◆ **INSTRUCTION**
Format the stretch of the records from the line containing "Itemize the components" through the line containing "substance-cell: cal apagada" as a JSON list of strings, one string per line, with blank lines and pictures left out.

◆ **DATA ENTRIES**
● ● ● ● ● ● ●

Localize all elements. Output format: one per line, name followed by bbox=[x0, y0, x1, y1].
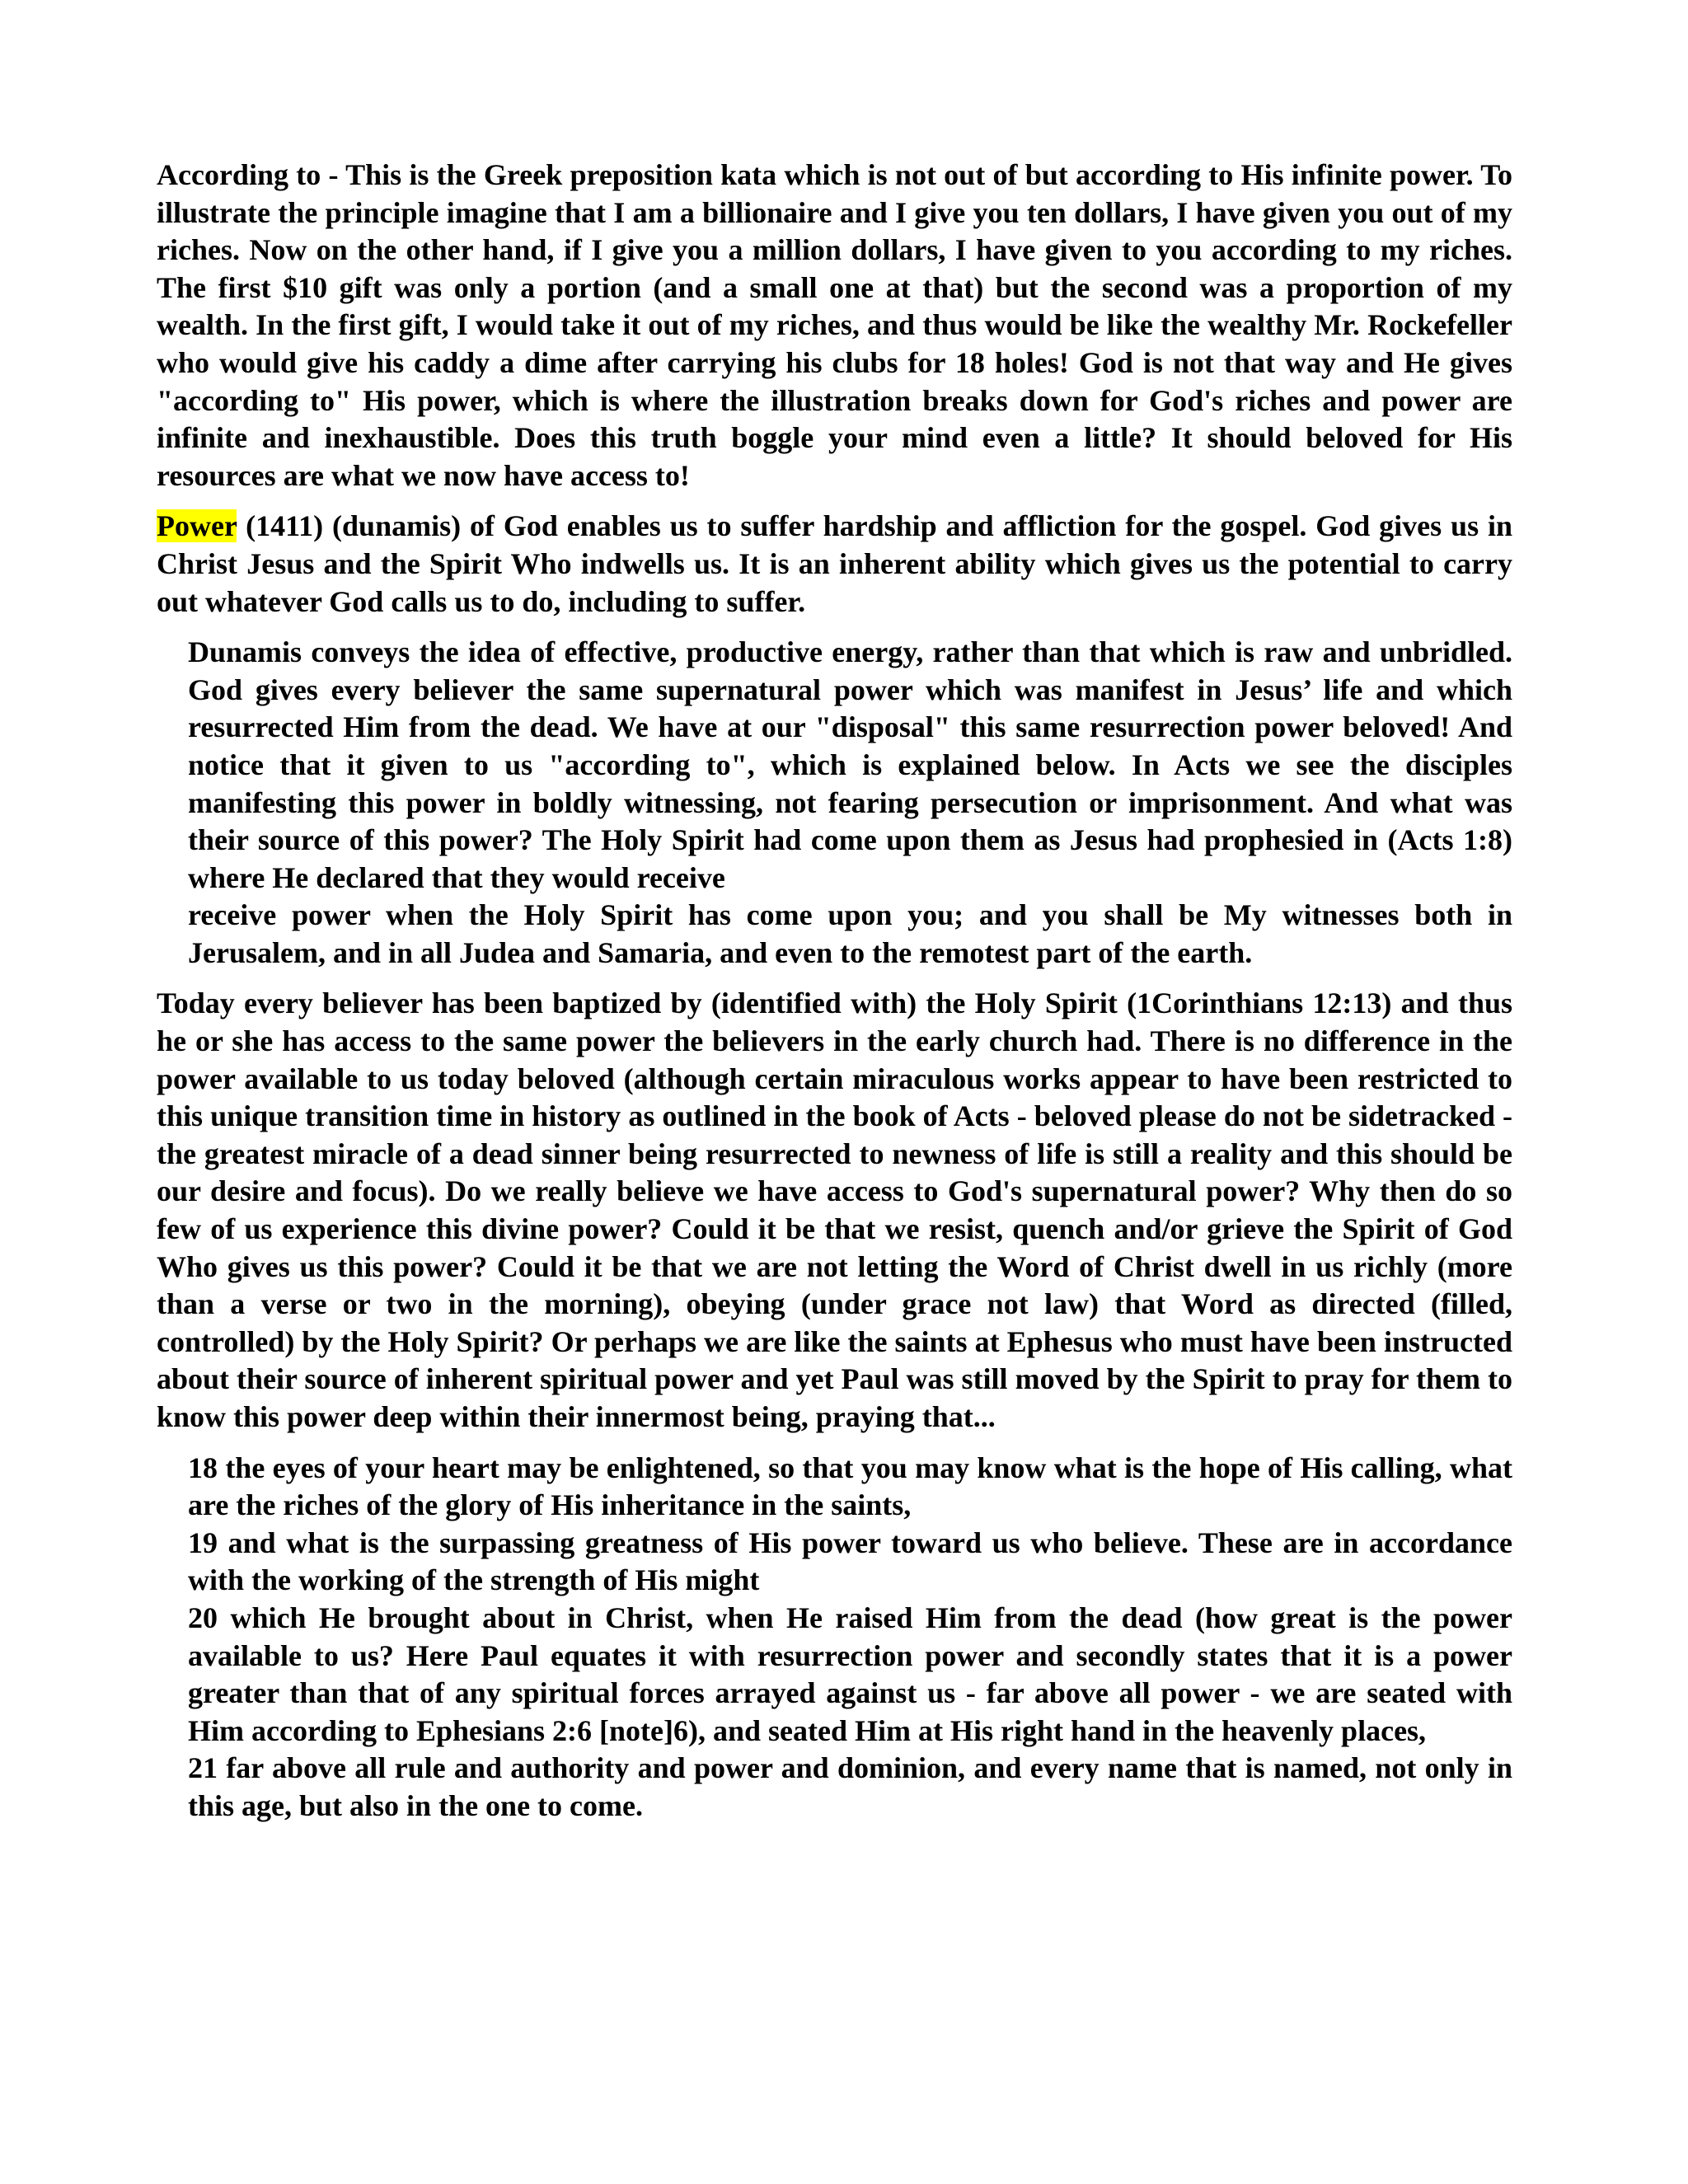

● ● ● ● ● ● ●

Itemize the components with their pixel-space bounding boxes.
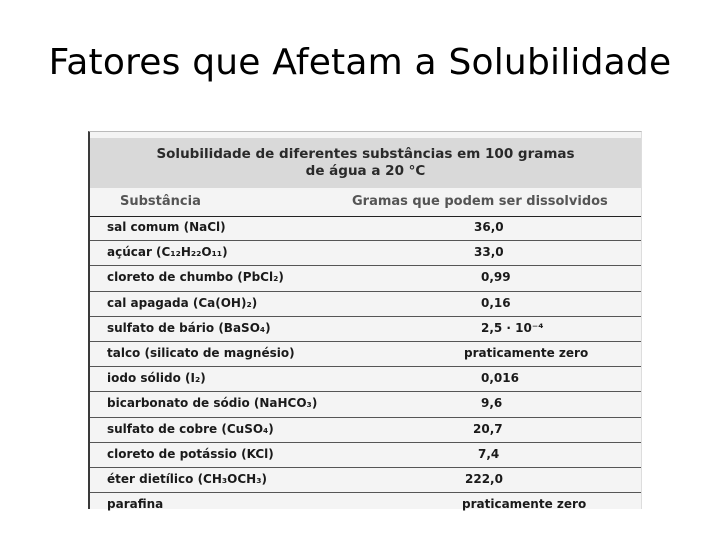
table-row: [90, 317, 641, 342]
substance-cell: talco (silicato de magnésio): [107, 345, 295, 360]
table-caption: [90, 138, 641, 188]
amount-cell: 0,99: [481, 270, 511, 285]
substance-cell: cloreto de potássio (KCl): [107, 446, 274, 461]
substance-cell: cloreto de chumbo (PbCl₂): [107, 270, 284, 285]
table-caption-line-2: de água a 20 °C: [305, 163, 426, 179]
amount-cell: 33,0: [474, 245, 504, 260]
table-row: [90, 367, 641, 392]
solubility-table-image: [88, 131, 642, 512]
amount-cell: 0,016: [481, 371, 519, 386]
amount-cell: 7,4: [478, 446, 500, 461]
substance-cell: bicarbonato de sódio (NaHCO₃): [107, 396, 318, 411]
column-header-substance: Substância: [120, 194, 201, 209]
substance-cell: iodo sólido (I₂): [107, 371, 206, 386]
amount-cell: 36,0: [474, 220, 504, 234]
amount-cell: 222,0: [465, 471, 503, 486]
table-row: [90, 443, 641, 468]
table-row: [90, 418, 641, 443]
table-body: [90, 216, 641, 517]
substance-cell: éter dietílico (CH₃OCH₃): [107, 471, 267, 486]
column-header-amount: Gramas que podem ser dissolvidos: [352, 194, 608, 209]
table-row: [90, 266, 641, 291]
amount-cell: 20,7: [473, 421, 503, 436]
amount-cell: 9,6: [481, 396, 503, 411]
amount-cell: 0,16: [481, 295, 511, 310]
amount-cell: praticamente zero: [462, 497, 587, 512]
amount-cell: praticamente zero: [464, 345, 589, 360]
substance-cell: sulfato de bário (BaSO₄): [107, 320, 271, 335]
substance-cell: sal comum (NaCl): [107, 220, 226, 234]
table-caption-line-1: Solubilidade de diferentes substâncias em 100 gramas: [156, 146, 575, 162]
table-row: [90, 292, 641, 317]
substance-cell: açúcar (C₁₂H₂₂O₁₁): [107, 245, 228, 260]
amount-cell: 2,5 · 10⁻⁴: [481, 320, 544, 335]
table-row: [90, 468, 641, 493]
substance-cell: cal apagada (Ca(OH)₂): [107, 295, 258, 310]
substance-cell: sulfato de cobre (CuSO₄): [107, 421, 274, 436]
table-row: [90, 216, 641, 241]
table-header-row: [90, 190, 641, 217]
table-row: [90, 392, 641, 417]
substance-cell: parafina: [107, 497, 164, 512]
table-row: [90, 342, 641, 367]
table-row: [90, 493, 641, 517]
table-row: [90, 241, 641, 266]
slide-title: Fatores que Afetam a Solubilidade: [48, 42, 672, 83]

● ● ● ● ● ● ●

◆ **SOLVED PROBLEM**
[
  "Itemize the components with their pixel-space bounding boxes.",
  "table-row: [90, 317, 641, 342]",
  "substance-cell: talco (silicato de magnésio): [107, 345, 295, 360]",
  "table-caption: [90, 138, 641, 188]",
  "amount-cell: 0,99: [481, 270, 511, 285]",
  "substance-cell: cloreto de potássio (KCl): [107, 446, 274, 461]",
  "substance-cell: cloreto de chumbo (PbCl₂): [107, 270, 284, 285]",
  "table-caption-line-2: de água a 20 °C: [305, 163, 426, 179]",
  "amount-cell: 33,0: [474, 245, 504, 260]",
  "table-row: [90, 367, 641, 392]",
  "solubility-table-image: [88, 131, 642, 512]",
  "amount-cell: 0,016: [481, 371, 519, 386]",
  "amount-cell: 7,4: [478, 446, 500, 461]",
  "substance-cell: bicarbonato de sódio (NaHCO₃): [107, 396, 318, 411]",
  "column-header-substance: Substância: [120, 194, 201, 209]",
  "substance-cell: iodo sólido (I₂): [107, 371, 206, 386]",
  "amount-cell: 36,0: [474, 220, 504, 234]",
  "amount-cell: 222,0: [465, 471, 503, 486]",
  "table-row: [90, 443, 641, 468]",
  "table-row: [90, 418, 641, 443]",
  "table-body: [90, 216, 641, 517]",
  "substance-cell: éter dietílico (CH₃OCH₃): [107, 471, 267, 486]",
  "column-header-amount: Gramas que podem ser dissolvidos: [352, 194, 608, 209]",
  "table-row: [90, 266, 641, 291]",
  "amount-cell: 20,7: [473, 421, 503, 436]",
  "amount-cell: 9,6: [481, 396, 503, 411]",
  "amount-cell: 0,16: [481, 295, 511, 310]",
  "amount-cell: praticamente zero: [462, 497, 587, 512]",
  "amount-cell: praticamente zero: [464, 345, 589, 360]",
  "substance-cell: sulfato de bário (BaSO₄): [107, 320, 271, 335]",
  "substance-cell: sal comum (NaCl): [107, 220, 226, 234]",
  "table-caption-line-1: Solubilidade de diferentes substâncias em 100 gramas: [156, 146, 575, 162]",
  "table-row: [90, 292, 641, 317]",
  "substance-cell: açúcar (C₁₂H₂₂O₁₁): [107, 245, 228, 260]",
  "amount-cell: 2,5 · 10⁻⁴: [481, 320, 544, 335]",
  "table-row: [90, 468, 641, 493]",
  "substance-cell: cal apagada (Ca(OH)₂): [107, 295, 258, 310]"
]